** start of GIVEN ENTRIES **
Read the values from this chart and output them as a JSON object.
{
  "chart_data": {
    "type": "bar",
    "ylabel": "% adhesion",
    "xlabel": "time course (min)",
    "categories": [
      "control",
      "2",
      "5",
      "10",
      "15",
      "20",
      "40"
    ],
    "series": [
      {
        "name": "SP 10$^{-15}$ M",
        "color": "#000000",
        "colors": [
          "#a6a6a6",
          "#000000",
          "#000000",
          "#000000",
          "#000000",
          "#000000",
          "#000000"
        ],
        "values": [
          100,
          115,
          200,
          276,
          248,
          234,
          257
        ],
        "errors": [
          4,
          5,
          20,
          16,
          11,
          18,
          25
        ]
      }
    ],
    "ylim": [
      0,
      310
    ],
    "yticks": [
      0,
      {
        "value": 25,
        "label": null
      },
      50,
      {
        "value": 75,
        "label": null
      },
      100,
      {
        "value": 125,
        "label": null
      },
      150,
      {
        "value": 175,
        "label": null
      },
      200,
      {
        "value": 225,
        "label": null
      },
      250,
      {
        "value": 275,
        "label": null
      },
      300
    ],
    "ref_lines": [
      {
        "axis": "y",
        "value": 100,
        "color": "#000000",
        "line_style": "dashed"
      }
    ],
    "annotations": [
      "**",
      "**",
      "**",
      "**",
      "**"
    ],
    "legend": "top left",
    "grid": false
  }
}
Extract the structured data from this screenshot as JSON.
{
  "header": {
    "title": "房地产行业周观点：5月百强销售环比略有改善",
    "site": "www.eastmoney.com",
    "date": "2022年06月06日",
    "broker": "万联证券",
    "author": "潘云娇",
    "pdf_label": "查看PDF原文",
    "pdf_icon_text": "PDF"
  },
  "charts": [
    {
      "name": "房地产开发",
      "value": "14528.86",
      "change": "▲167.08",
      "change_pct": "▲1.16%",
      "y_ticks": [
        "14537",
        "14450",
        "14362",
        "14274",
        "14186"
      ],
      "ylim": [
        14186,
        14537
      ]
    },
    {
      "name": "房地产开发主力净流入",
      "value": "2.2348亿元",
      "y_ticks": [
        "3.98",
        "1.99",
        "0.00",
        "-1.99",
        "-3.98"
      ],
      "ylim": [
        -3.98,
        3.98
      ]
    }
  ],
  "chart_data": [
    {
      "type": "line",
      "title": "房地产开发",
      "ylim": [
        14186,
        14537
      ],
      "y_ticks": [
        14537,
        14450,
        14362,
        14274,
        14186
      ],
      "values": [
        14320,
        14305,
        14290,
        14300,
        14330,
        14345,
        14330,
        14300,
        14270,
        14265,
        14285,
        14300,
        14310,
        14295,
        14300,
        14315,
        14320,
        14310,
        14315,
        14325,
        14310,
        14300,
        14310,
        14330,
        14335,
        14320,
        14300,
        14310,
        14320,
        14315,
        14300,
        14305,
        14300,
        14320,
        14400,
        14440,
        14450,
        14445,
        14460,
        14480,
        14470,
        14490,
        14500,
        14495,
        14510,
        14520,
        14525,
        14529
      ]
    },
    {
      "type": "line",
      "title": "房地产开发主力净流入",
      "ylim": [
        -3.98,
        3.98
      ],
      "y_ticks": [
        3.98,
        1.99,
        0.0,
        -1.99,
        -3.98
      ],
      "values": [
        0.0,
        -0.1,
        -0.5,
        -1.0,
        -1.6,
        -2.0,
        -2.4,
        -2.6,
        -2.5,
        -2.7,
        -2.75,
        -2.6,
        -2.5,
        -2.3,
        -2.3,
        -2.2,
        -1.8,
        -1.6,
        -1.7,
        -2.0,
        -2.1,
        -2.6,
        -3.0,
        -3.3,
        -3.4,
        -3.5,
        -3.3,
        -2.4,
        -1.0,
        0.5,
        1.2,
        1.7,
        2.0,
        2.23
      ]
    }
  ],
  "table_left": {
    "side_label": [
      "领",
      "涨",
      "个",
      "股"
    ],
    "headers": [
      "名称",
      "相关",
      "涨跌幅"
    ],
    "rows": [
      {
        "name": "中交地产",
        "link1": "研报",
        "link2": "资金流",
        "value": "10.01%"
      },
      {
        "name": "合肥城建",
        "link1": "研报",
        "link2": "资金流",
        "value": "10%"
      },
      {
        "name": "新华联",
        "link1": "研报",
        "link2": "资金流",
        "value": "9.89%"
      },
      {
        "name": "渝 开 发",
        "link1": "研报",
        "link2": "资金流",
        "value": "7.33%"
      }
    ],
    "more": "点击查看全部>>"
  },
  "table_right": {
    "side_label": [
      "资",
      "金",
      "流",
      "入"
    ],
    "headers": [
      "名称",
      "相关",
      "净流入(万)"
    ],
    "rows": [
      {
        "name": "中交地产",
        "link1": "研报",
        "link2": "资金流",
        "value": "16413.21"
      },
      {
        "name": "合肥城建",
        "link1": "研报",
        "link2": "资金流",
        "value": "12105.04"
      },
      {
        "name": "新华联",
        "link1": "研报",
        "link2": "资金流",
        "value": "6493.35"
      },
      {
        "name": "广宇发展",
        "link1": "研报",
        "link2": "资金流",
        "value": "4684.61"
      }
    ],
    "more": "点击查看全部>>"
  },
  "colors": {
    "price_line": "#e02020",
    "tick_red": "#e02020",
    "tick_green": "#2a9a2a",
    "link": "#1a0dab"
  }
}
** end of GIVEN ENTRIES **
PROBLEM STATEMENT
Pull out each line containing the word "values" and copy it.

COMPLETE OUTPUT
Read the values from this chart and output them as a JSON object.
        "values": [
      "values": [
      "values": [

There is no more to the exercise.